──────── Quoted passage

It is not about high seismicity—it is about soft ground. Wigan sits on the Wigan Basin, a geological feature with deep sequences of alluvium, glacial lake deposits, and peat. Even a moderate earthquake of magnitude 4.5 to 5.0, which has a realistic return period in this part of northwest England, can generate strong site amplification in these soft soils. Eurocode 8 requires that site effects be considered, and a microzonation study is the only way to quantify them properly for a specific parcel. For critical infrastructure, schools, and taller residential blocks, the cost of the study is negligible compared to the cost of under‑designing for a resonance condition you did not know existed.
How much does a seismic microzonation study cost for a typical Wigan development site?
For a site‑specific microzonation in the Wigan area, the cost typically falls between £3,760 and £13,510, depending on the survey area, number of array lines, depth of investigation required, and whether supplementary boreholes or CPTs are needed for calibration. A small infill plot with a single MASW array and a desk‑based amplification analysis sits at the lower end, while a larger regeneration site with multiple arrays, refraction lines, and a full nonlinear site response analysis moves towards the upper end. We provide a fixed‑price scope after reviewing the site geology and the structural engineer’s requirements.

────────────────
──────── Information

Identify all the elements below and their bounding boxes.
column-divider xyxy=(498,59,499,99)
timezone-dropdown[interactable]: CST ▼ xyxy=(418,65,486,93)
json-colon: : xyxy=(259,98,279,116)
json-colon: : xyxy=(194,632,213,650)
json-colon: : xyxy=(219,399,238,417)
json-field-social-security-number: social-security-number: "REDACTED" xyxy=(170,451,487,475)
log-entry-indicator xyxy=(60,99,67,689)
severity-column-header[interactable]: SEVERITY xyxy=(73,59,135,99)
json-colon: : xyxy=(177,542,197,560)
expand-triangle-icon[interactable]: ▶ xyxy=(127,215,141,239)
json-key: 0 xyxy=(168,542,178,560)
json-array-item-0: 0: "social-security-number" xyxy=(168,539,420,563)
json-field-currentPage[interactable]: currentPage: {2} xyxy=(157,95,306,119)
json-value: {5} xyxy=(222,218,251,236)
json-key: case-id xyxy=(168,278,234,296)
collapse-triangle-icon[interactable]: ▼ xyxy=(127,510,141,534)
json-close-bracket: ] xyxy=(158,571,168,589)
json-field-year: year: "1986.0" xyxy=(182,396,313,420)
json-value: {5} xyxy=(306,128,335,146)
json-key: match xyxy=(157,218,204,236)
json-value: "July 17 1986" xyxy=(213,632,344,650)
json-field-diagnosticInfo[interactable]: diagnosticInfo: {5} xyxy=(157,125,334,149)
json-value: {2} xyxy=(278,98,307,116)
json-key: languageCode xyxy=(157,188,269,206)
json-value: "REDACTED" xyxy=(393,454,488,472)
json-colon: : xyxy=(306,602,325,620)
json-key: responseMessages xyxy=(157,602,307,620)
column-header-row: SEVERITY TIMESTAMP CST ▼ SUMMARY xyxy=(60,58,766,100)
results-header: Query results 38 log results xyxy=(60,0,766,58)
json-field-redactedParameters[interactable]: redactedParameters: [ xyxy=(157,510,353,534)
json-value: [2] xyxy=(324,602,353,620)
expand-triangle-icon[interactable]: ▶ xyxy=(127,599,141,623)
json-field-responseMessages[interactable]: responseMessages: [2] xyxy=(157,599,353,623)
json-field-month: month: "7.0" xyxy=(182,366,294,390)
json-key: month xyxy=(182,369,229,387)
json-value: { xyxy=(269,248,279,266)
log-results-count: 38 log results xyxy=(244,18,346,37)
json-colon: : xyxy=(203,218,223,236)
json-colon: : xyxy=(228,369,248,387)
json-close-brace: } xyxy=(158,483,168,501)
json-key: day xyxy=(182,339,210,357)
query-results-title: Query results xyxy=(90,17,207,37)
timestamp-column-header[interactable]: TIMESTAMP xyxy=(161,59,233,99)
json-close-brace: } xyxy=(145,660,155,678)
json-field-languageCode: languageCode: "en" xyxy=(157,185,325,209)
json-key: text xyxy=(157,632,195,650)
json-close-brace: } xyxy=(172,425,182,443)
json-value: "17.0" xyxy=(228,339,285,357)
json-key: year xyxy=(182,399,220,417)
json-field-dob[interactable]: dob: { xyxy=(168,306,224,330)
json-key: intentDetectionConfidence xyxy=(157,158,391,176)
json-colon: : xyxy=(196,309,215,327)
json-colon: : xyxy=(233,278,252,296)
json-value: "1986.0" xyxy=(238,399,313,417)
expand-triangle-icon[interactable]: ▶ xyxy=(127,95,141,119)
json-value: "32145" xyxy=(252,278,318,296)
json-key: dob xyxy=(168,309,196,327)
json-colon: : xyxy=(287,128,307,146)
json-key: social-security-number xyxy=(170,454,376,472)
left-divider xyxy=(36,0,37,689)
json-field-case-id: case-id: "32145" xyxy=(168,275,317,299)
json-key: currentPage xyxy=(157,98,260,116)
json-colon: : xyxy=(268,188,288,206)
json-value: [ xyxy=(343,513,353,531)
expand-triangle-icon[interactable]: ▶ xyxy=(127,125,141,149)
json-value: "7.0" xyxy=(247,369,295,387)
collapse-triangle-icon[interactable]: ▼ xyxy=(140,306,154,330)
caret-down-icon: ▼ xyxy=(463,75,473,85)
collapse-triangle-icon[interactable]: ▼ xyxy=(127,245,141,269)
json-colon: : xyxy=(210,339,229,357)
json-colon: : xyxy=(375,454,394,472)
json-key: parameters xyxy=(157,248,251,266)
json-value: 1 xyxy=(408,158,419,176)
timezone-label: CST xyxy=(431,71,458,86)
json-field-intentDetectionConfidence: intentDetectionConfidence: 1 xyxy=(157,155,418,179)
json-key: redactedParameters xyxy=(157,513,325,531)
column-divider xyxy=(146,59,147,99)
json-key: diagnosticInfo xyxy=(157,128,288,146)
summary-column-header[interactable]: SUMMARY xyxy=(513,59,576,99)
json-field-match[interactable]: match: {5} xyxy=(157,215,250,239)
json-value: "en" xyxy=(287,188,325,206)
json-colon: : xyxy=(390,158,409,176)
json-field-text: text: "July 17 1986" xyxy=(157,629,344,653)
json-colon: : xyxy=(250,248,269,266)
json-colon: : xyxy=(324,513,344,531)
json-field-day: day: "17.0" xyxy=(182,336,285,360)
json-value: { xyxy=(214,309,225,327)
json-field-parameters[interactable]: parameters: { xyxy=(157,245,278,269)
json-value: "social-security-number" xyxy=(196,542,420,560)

────────────────

**Work instruction A:**
Answer these questions about the microzonation text, one line each:
(i) What deposits does the Wigan Basin contain?
(ii) Which code requires that site effects be considered?
(iii) What is the typical cost range for a site-specific microzonation in the Wigan area?
**Work instruction B:** What factors does the microzonation text say the cost of a study depends on? List all of them.
**Work instruction C:** Write the next part of the text on seismic microzonation in Wigan, continuing from its final sentence.

**Response area A:**
(i) Alluvium, glacial lake deposits, and peat.
(ii) Eurocode 8.
(iii) Between £3,760 and £13,510.

**Response area B:**
- Survey area
- Number of array lines
- Depth of investigation required
- Whether supplementary boreholes or CPTs are needed for calibration

**Response area C:**
What is the difference between a regional seismic hazard map and a microzonation?
A regional hazard map, like the British Geological Survey’s national seismic hazard products, gives you the expected bedrock motion averaged over a grid cell several kilometres across. It does not account for the local soil column. A microzonation takes that bedrock motion and propagates it upwards through the exact sequence of soils—glacial till, alluvial clay, peat, made ground—that exists beneath your Wigan site. The result is a site‑specific ground motion at the surface that can be twice or three times the bedrock value, with a completely different frequency content. For the engineer, that means the difference between a standard braced frame design and one that requires base isolation or deep stiff foundations to detune the structure from the soil.